Given entries:

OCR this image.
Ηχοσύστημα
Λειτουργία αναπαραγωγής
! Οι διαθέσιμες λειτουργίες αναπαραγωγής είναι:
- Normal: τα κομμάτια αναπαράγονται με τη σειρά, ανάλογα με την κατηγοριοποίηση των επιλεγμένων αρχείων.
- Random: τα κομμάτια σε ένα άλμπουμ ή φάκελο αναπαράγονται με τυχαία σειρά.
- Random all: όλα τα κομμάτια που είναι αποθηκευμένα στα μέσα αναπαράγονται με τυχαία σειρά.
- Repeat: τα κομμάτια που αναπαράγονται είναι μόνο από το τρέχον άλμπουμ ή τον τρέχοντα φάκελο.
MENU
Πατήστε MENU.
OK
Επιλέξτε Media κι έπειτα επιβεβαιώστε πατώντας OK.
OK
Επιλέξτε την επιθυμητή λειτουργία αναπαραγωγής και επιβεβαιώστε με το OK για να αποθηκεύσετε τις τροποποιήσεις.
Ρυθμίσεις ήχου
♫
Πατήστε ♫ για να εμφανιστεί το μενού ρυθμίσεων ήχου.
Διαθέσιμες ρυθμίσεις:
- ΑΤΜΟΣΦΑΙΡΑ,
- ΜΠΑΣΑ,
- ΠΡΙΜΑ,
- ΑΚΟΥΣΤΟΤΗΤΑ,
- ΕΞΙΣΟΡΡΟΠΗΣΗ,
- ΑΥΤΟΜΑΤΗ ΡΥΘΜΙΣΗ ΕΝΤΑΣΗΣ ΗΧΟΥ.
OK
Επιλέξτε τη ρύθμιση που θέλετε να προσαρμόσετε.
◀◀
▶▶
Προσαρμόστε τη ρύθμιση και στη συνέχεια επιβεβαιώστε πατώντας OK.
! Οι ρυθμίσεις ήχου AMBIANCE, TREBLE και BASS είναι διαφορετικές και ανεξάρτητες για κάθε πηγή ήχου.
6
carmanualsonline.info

Task objective:
Reproduce each entry exactly, leaving out nothing.

The reply:
OCR this image.
Ηχοσύστημα
Λειτουργία αναπαραγωγής
! Οι διαθέσιμες λειτουργίες αναπαραγωγής είναι:
- Normal: τα κομμάτια αναπαράγονται με τη σειρά, ανάλογα με την κατηγοριοποίηση των επιλεγμένων αρχείων.
- Random: τα κομμάτια σε ένα άλμπουμ ή φάκελο αναπαράγονται με τυχαία σειρά.
- Random all: όλα τα κομμάτια που είναι αποθηκευμένα στα μέσα αναπαράγονται με τυχαία σειρά.
- Repeat: τα κομμάτια που αναπαράγονται είναι μόνο από το τρέχον άλμπουμ ή τον τρέχοντα φάκελο.
MENU
Πατήστε MENU.
OK
Επιλέξτε Media κι έπειτα επιβεβαιώστε πατώντας OK.
OK
Επιλέξτε την επιθυμητή λειτουργία αναπαραγωγής και επιβεβαιώστε με το OK για να αποθηκεύσετε τις τροποποιήσεις.
Ρυθμίσεις ήχου
♫
Πατήστε ♫ για να εμφανιστεί το μενού ρυθμίσεων ήχου.
Διαθέσιμες ρυθμίσεις:
- ΑΤΜΟΣΦΑΙΡΑ,
- ΜΠΑΣΑ,
- ΠΡΙΜΑ,
- ΑΚΟΥΣΤΟΤΗΤΑ,
- ΕΞΙΣΟΡΡΟΠΗΣΗ,
- ΑΥΤΟΜΑΤΗ ΡΥΘΜΙΣΗ ΕΝΤΑΣΗΣ ΗΧΟΥ.
OK
Επιλέξτε τη ρύθμιση που θέλετε να προσαρμόσετε.
◀◀
▶▶
Προσαρμόστε τη ρύθμιση και στη συνέχεια επιβεβαιώστε πατώντας OK.
! Οι ρυθμίσεις ήχου AMBIANCE, TREBLE και BASS είναι διαφορετικές και ανεξάρτητες για κάθε πηγή ήχου.
6
carmanualsonline.info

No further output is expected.